Stored entries
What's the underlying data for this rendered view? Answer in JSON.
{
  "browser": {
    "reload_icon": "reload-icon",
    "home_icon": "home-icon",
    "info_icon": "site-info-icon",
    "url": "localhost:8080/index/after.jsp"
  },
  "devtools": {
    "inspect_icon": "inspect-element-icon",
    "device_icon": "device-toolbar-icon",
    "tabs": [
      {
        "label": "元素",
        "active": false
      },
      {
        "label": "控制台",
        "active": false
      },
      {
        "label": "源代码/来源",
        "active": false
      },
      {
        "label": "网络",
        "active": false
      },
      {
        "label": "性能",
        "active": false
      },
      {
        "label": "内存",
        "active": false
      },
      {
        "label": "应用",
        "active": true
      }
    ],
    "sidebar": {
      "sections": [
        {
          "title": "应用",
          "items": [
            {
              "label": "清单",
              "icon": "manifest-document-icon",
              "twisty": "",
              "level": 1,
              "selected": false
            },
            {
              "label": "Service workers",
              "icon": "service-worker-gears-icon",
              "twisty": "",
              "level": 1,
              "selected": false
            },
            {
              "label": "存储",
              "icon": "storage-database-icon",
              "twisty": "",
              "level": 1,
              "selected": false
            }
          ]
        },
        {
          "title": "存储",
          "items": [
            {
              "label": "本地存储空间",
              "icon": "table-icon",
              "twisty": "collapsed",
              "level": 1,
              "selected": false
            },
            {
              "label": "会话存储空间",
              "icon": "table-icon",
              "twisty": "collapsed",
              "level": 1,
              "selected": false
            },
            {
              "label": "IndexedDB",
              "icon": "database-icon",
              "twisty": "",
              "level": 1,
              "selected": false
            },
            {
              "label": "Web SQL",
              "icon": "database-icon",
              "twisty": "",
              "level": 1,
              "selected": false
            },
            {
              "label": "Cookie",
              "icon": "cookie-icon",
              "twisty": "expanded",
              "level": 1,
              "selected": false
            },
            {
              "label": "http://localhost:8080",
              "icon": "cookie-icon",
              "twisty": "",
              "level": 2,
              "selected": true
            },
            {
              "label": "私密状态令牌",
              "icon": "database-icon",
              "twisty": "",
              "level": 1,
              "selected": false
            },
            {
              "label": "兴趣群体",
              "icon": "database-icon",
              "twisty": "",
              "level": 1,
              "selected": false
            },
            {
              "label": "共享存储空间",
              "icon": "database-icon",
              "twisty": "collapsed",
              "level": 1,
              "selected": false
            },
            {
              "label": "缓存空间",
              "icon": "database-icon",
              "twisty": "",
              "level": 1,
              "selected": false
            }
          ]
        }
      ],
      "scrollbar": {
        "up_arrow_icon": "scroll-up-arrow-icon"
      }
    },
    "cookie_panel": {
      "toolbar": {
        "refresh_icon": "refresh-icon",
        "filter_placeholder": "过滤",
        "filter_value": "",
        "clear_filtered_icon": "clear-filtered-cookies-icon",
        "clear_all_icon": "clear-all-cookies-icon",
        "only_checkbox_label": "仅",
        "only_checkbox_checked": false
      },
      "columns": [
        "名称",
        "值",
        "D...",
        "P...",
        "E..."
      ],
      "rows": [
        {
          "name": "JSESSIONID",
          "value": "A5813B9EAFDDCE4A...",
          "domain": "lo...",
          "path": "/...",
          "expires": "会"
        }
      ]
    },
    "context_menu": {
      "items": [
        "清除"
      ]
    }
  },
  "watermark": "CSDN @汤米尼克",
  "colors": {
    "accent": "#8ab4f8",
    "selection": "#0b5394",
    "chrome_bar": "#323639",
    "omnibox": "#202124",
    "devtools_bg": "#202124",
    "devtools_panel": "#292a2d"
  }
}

** REQUIREMENT **
Without leaving anything out, give the entries again exactly.

** SOLVED EXERCISE **
What's the underlying data for this rendered view? Answer in JSON.
{
  "browser": {
    "reload_icon": "reload-icon",
    "home_icon": "home-icon",
    "info_icon": "site-info-icon",
    "url": "localhost:8080/index/after.jsp"
  },
  "devtools": {
    "inspect_icon": "inspect-element-icon",
    "device_icon": "device-toolbar-icon",
    "tabs": [
      {
        "label": "元素",
        "active": false
      },
      {
        "label": "控制台",
        "active": false
      },
      {
        "label": "源代码/来源",
        "active": false
      },
      {
        "label": "网络",
        "active": false
      },
      {
        "label": "性能",
        "active": false
      },
      {
        "label": "内存",
        "active": false
      },
      {
        "label": "应用",
        "active": true
      }
    ],
    "sidebar": {
      "sections": [
        {
          "title": "应用",
          "items": [
            {
              "label": "清单",
              "icon": "manifest-document-icon",
              "twisty": "",
              "level": 1,
              "selected": false
            },
            {
              "label": "Service workers",
              "icon": "service-worker-gears-icon",
              "twisty": "",
              "level": 1,
              "selected": false
            },
            {
              "label": "存储",
              "icon": "storage-database-icon",
              "twisty": "",
              "level": 1,
              "selected": false
            }
          ]
        },
        {
          "title": "存储",
          "items": [
            {
              "label": "本地存储空间",
              "icon": "table-icon",
              "twisty": "collapsed",
              "level": 1,
              "selected": false
            },
            {
              "label": "会话存储空间",
              "icon": "table-icon",
              "twisty": "collapsed",
              "level": 1,
              "selected": false
            },
            {
              "label": "IndexedDB",
              "icon": "database-icon",
              "twisty": "",
              "level": 1,
              "selected": false
            },
            {
              "label": "Web SQL",
              "icon": "database-icon",
              "twisty": "",
              "level": 1,
              "selected": false
            },
            {
              "label": "Cookie",
              "icon": "cookie-icon",
              "twisty": "expanded",
              "level": 1,
              "selected": false
            },
            {
              "label": "http://localhost:8080",
              "icon": "cookie-icon",
              "twisty": "",
              "level": 2,
              "selected": true
            },
            {
              "label": "私密状态令牌",
              "icon": "database-icon",
              "twisty": "",
              "level": 1,
              "selected": false
            },
            {
              "label": "兴趣群体",
              "icon": "database-icon",
              "twisty": "",
              "level": 1,
              "selected": false
            },
            {
              "label": "共享存储空间",
              "icon": "database-icon",
              "twisty": "collapsed",
              "level": 1,
              "selected": false
            },
            {
              "label": "缓存空间",
              "icon": "database-icon",
              "twisty": "",
              "level": 1,
              "selected": false
            }
          ]
        }
      ],
      "scrollbar": {
        "up_arrow_icon": "scroll-up-arrow-icon"
      }
    },
    "cookie_panel": {
      "toolbar": {
        "refresh_icon": "refresh-icon",
        "filter_placeholder": "过滤",
        "filter_value": "",
        "clear_filtered_icon": "clear-filtered-cookies-icon",
        "clear_all_icon": "clear-all-cookies-icon",
        "only_checkbox_label": "仅",
        "only_checkbox_checked": false
      },
      "columns": [
        "名称",
        "值",
        "D...",
        "P...",
        "E..."
      ],
      "rows": [
        {
          "name": "JSESSIONID",
          "value": "A5813B9EAFDDCE4A...",
          "domain": "lo...",
          "path": "/...",
          "expires": "会"
        }
      ]
    },
    "context_menu": {
      "items": [
        "清除"
      ]
    }
  },
  "watermark": "CSDN @汤米尼克",
  "colors": {
    "accent": "#8ab4f8",
    "selection": "#0b5394",
    "chrome_bar": "#323639",
    "omnibox": "#202124",
    "devtools_bg": "#202124",
    "devtools_panel": "#292a2d"
  }
}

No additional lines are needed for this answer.